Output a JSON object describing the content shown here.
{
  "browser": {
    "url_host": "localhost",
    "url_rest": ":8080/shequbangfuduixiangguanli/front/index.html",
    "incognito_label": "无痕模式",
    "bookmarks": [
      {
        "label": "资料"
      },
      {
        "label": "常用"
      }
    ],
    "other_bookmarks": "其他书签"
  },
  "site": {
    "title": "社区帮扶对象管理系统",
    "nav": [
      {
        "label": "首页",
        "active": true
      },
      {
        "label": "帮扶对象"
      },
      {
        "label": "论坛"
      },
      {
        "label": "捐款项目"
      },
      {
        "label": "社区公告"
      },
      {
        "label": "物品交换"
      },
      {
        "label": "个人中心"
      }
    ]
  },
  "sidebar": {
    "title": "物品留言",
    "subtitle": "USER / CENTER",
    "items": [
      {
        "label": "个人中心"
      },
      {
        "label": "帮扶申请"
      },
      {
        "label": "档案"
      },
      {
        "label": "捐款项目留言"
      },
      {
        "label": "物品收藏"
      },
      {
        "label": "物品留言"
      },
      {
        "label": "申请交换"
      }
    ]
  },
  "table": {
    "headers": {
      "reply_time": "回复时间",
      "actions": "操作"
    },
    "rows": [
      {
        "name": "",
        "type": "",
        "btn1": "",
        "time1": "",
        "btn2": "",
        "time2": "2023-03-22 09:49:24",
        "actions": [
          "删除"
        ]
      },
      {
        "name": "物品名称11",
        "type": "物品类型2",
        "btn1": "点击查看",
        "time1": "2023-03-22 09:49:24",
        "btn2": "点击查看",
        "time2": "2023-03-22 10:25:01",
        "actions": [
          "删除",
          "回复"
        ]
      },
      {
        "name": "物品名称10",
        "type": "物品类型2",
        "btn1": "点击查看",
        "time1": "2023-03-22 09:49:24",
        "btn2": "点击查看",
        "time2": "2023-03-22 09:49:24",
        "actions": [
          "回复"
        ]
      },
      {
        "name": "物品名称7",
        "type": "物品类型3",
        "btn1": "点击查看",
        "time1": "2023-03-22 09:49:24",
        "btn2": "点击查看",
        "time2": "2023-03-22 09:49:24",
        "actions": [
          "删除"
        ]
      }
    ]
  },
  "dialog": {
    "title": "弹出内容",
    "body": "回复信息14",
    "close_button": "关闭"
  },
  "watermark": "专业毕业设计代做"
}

□ □ □ □

_What needs to be done_: From the data above, gather every line that includes the word "type".

_Response to this exercise_:
        "type": "",
        "type": "物品类型2",
        "type": "物品类型2",
        "type": "物品类型3",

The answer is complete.